| Exercise brief |
Look for the string "title" and copy every line that has it.

| Material to process |
========================

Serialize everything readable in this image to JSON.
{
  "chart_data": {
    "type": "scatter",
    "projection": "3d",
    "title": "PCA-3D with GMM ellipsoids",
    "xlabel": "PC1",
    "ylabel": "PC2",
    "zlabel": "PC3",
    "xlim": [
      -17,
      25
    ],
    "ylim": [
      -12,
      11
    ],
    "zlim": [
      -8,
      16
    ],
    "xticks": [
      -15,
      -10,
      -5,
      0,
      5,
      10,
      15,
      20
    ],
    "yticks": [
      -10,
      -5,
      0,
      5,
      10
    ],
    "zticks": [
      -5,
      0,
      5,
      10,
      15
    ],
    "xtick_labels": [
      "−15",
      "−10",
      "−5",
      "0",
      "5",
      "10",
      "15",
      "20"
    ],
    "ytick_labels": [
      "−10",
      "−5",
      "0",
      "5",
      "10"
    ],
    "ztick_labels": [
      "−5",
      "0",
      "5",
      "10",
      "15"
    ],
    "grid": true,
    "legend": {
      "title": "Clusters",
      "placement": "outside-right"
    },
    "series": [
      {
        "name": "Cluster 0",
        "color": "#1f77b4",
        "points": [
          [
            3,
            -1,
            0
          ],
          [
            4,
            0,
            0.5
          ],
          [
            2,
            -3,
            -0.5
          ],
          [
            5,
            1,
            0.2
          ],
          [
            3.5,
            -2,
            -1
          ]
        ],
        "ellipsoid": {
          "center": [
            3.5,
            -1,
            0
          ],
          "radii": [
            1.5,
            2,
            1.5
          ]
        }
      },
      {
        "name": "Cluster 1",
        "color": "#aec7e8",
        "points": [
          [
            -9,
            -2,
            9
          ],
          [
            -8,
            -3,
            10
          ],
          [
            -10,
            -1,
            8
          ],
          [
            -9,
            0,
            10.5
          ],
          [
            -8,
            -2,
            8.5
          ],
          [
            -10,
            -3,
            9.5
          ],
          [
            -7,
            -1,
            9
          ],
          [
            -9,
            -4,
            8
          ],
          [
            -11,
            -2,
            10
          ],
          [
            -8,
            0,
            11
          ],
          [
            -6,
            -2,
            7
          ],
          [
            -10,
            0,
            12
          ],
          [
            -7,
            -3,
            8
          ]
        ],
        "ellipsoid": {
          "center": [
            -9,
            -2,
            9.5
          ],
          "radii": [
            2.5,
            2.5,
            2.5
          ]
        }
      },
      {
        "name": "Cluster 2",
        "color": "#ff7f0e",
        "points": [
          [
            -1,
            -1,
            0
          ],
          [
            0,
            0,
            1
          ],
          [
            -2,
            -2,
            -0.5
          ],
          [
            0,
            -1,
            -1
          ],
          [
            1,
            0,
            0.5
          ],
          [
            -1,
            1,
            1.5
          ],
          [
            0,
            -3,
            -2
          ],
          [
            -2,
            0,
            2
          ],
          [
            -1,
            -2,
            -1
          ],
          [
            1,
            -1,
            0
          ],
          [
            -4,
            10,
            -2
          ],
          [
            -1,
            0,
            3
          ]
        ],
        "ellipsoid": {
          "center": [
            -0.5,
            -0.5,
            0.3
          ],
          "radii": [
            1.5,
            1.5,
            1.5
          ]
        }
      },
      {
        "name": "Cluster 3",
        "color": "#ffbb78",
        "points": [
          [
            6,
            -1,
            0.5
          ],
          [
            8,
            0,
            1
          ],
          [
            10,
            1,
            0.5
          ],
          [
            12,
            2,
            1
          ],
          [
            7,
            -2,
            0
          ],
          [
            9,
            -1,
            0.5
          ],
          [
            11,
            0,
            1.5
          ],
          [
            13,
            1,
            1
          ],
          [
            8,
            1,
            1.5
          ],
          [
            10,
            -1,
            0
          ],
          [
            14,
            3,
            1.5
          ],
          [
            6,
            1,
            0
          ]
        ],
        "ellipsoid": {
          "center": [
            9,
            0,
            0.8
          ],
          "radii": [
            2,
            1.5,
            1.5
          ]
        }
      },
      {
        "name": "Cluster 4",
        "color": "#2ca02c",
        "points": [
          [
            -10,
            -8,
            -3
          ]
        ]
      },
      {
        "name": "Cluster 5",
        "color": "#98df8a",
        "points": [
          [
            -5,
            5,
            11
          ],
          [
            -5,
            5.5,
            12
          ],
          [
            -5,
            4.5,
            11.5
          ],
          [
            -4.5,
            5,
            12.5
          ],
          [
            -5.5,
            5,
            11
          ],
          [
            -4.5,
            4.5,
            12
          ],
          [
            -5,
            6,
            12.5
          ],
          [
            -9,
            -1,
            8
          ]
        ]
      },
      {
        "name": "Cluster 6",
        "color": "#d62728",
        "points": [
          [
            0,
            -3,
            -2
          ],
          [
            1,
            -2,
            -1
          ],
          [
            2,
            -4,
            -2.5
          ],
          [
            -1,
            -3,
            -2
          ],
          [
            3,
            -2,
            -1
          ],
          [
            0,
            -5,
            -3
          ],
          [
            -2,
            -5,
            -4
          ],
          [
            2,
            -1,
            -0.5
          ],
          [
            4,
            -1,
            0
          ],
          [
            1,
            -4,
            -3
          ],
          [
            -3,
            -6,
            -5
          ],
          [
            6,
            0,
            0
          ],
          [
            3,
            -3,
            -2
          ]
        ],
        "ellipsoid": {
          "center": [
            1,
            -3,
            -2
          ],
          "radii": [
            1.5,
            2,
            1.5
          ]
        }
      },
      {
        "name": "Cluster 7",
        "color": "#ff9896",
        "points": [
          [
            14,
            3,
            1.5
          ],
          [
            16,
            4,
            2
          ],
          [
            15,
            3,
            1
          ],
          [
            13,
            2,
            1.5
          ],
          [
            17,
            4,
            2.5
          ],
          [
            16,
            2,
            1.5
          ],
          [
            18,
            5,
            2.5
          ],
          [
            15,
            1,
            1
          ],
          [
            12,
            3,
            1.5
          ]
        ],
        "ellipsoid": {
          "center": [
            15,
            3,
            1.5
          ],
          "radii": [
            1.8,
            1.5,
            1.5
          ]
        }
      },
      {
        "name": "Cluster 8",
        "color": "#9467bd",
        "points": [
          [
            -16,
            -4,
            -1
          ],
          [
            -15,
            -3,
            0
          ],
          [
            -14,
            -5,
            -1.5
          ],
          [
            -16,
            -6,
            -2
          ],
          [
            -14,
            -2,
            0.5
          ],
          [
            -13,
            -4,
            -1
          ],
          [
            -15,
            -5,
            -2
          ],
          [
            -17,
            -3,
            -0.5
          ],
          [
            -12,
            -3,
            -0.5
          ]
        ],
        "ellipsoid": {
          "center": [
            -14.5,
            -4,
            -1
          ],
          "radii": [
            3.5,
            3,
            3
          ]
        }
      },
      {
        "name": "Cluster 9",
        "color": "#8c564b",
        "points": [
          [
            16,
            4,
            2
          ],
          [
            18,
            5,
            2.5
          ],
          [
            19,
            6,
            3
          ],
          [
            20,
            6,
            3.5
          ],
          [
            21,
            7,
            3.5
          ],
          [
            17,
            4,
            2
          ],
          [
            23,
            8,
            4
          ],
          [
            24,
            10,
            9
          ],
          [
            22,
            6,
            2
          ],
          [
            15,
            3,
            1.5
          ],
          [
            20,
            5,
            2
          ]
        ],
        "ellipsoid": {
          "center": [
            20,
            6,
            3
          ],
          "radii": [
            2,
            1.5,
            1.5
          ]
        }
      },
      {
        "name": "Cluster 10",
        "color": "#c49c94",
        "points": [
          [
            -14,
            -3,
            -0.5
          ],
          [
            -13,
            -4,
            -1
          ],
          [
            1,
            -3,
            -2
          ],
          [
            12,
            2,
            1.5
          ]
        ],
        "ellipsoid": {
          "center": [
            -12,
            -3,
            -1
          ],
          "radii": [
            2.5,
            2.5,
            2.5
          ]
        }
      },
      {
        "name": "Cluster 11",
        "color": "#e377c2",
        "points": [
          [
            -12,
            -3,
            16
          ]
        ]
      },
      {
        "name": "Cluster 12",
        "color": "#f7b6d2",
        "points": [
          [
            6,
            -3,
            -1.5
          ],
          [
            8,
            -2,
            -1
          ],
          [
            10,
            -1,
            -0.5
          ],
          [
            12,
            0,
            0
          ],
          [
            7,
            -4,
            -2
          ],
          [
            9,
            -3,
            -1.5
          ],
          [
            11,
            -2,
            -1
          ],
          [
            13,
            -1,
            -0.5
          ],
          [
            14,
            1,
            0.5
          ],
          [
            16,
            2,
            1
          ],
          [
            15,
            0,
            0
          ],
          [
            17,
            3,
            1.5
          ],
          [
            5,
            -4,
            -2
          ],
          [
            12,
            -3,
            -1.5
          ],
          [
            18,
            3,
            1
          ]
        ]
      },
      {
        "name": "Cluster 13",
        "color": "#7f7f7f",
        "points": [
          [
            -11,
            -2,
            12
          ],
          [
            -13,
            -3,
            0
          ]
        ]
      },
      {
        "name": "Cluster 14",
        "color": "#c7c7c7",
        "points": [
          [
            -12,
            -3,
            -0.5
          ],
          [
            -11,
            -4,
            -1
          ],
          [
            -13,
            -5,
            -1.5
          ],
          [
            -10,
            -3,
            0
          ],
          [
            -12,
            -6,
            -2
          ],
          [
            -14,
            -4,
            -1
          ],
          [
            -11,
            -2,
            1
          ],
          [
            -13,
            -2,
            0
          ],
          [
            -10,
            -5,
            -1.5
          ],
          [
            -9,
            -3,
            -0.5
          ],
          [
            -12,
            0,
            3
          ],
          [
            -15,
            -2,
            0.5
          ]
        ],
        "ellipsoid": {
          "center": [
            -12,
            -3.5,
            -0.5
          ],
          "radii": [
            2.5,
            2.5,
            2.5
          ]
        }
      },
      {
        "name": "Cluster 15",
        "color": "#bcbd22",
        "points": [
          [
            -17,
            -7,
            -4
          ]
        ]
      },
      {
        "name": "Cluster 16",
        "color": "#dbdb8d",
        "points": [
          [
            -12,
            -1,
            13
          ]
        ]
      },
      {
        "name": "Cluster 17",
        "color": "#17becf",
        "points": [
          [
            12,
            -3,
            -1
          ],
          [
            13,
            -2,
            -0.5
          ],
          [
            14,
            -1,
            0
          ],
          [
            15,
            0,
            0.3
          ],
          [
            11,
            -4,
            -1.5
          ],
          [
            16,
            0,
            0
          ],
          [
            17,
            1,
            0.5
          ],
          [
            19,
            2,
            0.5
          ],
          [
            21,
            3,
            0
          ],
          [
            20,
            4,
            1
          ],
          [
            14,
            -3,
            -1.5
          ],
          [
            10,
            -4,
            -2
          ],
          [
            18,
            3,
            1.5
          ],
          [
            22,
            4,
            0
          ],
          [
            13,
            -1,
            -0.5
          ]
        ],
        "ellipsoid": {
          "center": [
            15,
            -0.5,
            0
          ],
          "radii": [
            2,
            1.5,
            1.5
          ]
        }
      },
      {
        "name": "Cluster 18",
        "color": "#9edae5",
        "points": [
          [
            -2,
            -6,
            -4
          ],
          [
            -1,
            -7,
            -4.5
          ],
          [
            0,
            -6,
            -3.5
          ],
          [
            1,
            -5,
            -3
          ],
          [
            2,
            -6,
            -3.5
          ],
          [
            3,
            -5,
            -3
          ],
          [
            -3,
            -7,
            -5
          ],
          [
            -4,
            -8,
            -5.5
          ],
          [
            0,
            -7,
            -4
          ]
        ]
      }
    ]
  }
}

========================

| Problem solution |
    "title": "PCA-3D with GMM ellipsoids",
      "title": "Clusters",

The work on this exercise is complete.